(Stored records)

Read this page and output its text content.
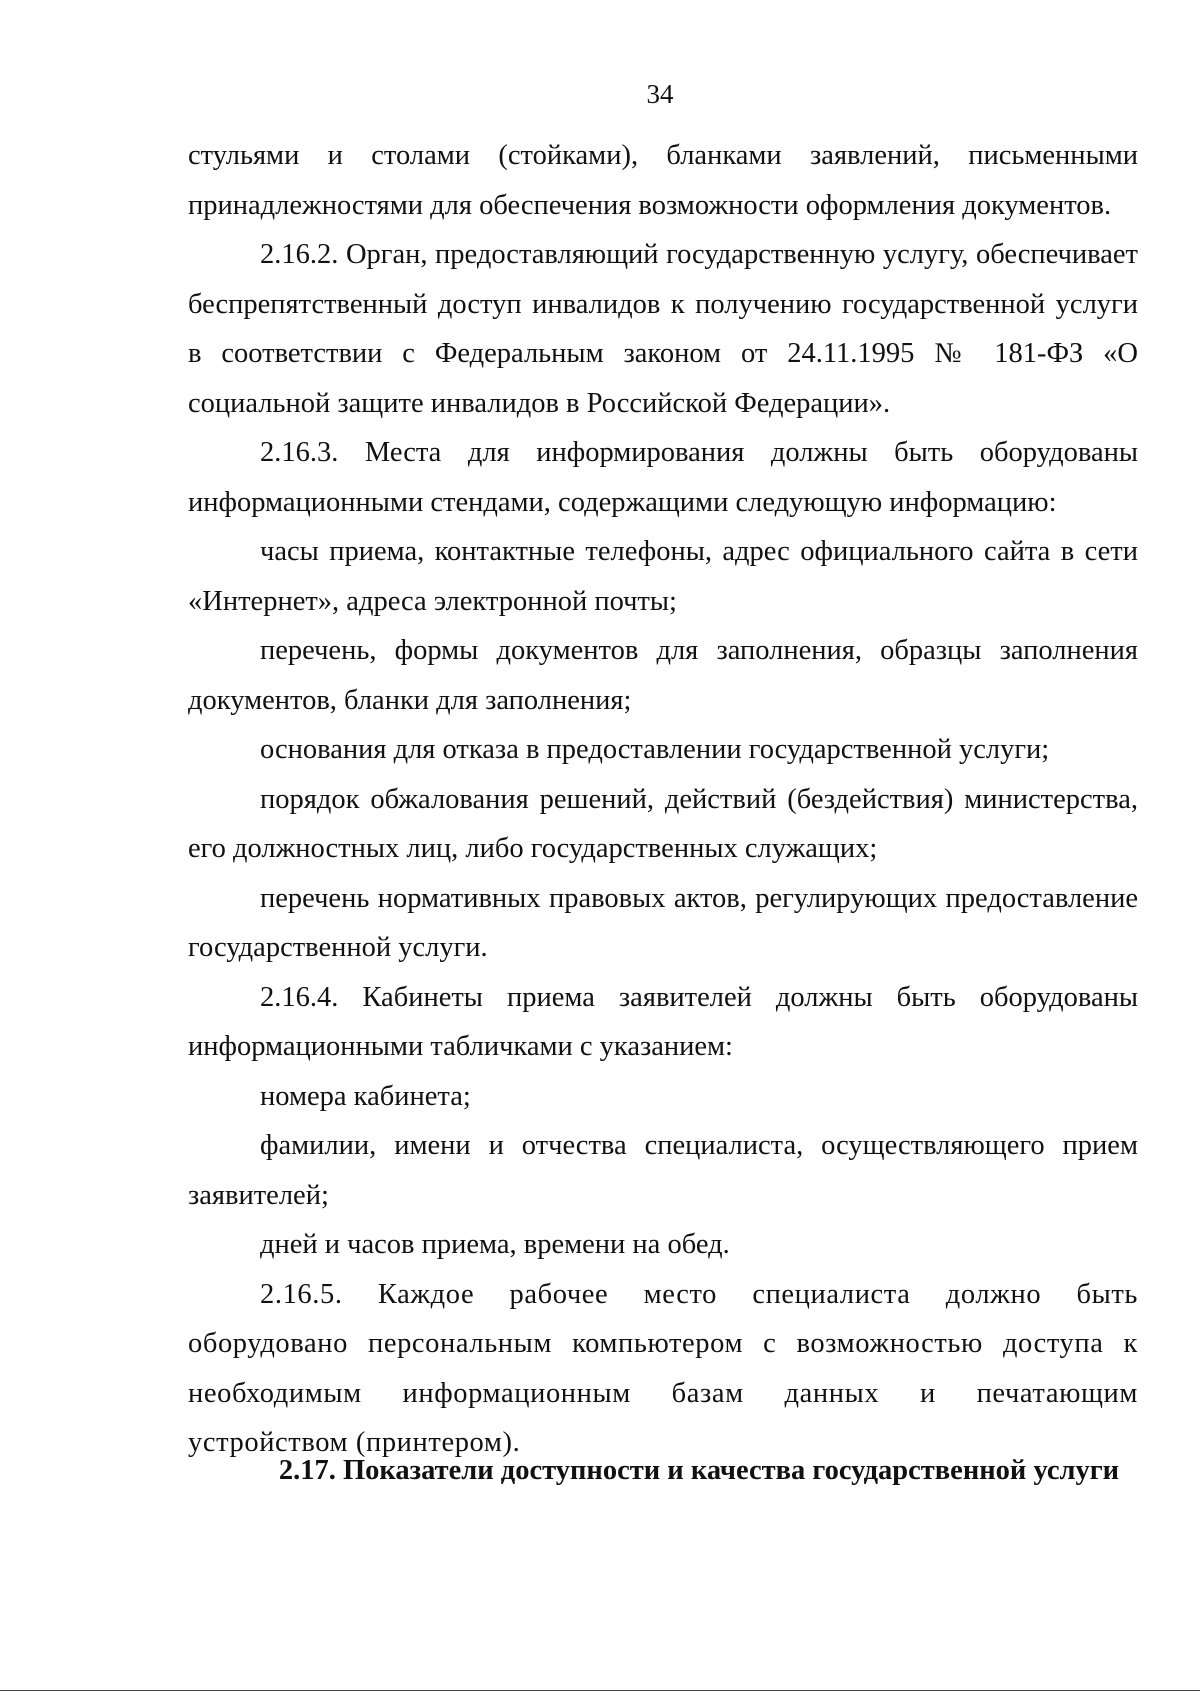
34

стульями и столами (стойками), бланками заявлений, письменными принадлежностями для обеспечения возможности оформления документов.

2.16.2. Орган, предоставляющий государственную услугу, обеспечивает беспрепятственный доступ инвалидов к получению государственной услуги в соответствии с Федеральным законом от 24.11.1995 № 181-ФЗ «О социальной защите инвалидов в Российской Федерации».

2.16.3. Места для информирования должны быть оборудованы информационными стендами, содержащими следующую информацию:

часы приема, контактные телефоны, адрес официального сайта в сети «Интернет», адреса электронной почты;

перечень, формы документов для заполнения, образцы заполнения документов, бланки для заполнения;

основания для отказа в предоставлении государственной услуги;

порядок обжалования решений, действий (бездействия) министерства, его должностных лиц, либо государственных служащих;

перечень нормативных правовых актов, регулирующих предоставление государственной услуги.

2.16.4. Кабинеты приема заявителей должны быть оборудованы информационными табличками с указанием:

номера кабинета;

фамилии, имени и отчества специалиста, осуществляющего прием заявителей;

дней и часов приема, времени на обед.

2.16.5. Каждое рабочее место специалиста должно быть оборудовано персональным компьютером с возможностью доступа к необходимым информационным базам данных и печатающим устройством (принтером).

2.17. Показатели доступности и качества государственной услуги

- _Work to be completed_:
Output the entries above exactly. Drop the pictures.

- _Complete response_:
Read this page and output its text content.
34

стульями и столами (стойками), бланками заявлений, письменными принадлежностями для обеспечения возможности оформления документов.

2.16.2. Орган, предоставляющий государственную услугу, обеспечивает беспрепятственный доступ инвалидов к получению государственной услуги в соответствии с Федеральным законом от 24.11.1995 № 181-ФЗ «О социальной защите инвалидов в Российской Федерации».

2.16.3. Места для информирования должны быть оборудованы информационными стендами, содержащими следующую информацию:

часы приема, контактные телефоны, адрес официального сайта в сети «Интернет», адреса электронной почты;

перечень, формы документов для заполнения, образцы заполнения документов, бланки для заполнения;

основания для отказа в предоставлении государственной услуги;

порядок обжалования решений, действий (бездействия) министерства, его должностных лиц, либо государственных служащих;

перечень нормативных правовых актов, регулирующих предоставление государственной услуги.

2.16.4. Кабинеты приема заявителей должны быть оборудованы информационными табличками с указанием:

номера кабинета;

фамилии, имени и отчества специалиста, осуществляющего прием заявителей;

дней и часов приема, времени на обед.

2.16.5. Каждое рабочее место специалиста должно быть оборудовано персональным компьютером с возможностью доступа к необходимым информационным базам данных и печатающим устройством (принтером).

2.17. Показатели доступности и качества государственной услуги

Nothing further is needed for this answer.